:: Work to do ::
What is needed is an exact repeat of the lines from the line containing "OCR this image." through the final line of the entries below, and nothing else.

:: Data shown ::
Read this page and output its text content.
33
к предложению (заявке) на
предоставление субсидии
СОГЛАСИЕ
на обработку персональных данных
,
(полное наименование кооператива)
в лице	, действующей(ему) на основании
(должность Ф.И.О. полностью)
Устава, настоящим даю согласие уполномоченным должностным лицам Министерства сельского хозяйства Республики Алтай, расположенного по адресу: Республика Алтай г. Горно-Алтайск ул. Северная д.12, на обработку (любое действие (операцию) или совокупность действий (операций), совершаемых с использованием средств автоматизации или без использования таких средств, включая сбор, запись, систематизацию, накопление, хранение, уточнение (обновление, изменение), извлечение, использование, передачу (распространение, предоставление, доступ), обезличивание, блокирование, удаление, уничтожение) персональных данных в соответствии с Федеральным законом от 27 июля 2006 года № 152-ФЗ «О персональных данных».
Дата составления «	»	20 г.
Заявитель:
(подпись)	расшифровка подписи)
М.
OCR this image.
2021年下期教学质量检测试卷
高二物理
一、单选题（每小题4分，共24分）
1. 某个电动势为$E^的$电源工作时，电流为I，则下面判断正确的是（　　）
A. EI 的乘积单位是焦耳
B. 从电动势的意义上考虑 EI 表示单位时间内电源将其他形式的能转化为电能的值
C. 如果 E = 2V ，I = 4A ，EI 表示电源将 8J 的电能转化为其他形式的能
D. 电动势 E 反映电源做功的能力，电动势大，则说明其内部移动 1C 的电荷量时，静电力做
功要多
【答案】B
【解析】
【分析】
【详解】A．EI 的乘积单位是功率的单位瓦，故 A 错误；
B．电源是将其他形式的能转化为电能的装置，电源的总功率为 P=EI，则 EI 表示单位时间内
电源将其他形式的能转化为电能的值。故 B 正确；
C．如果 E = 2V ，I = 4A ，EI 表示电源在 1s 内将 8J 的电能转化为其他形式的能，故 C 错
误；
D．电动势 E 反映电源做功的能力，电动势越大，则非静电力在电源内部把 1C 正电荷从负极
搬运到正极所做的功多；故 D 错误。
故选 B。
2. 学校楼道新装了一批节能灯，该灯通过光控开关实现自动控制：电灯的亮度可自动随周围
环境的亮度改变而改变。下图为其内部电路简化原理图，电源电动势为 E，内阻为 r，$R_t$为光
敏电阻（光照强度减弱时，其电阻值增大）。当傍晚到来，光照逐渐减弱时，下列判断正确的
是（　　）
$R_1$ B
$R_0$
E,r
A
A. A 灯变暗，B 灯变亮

:: Solution ::
OCR this image.
2021年下期教学质量检测试卷
高二物理
一、单选题（每小题4分，共24分）
1. 某个电动势为$E^的$电源工作时，电流为I，则下面判断正确的是（　　）
A. EI 的乘积单位是焦耳
B. 从电动势的意义上考虑 EI 表示单位时间内电源将其他形式的能转化为电能的值
C. 如果 E = 2V ，I = 4A ，EI 表示电源将 8J 的电能转化为其他形式的能
D. 电动势 E 反映电源做功的能力，电动势大，则说明其内部移动 1C 的电荷量时，静电力做
功要多
【答案】B
【解析】
【分析】
【详解】A．EI 的乘积单位是功率的单位瓦，故 A 错误；
B．电源是将其他形式的能转化为电能的装置，电源的总功率为 P=EI，则 EI 表示单位时间内
电源将其他形式的能转化为电能的值。故 B 正确；
C．如果 E = 2V ，I = 4A ，EI 表示电源在 1s 内将 8J 的电能转化为其他形式的能，故 C 错
误；
D．电动势 E 反映电源做功的能力，电动势越大，则非静电力在电源内部把 1C 正电荷从负极
搬运到正极所做的功多；故 D 错误。
故选 B。
2. 学校楼道新装了一批节能灯，该灯通过光控开关实现自动控制：电灯的亮度可自动随周围
环境的亮度改变而改变。下图为其内部电路简化原理图，电源电动势为 E，内阻为 r，$R_t$为光
敏电阻（光照强度减弱时，其电阻值增大）。当傍晚到来，光照逐渐减弱时，下列判断正确的
是（　　）
$R_1$ B
$R_0$
E,r
A
A. A 灯变暗，B 灯变亮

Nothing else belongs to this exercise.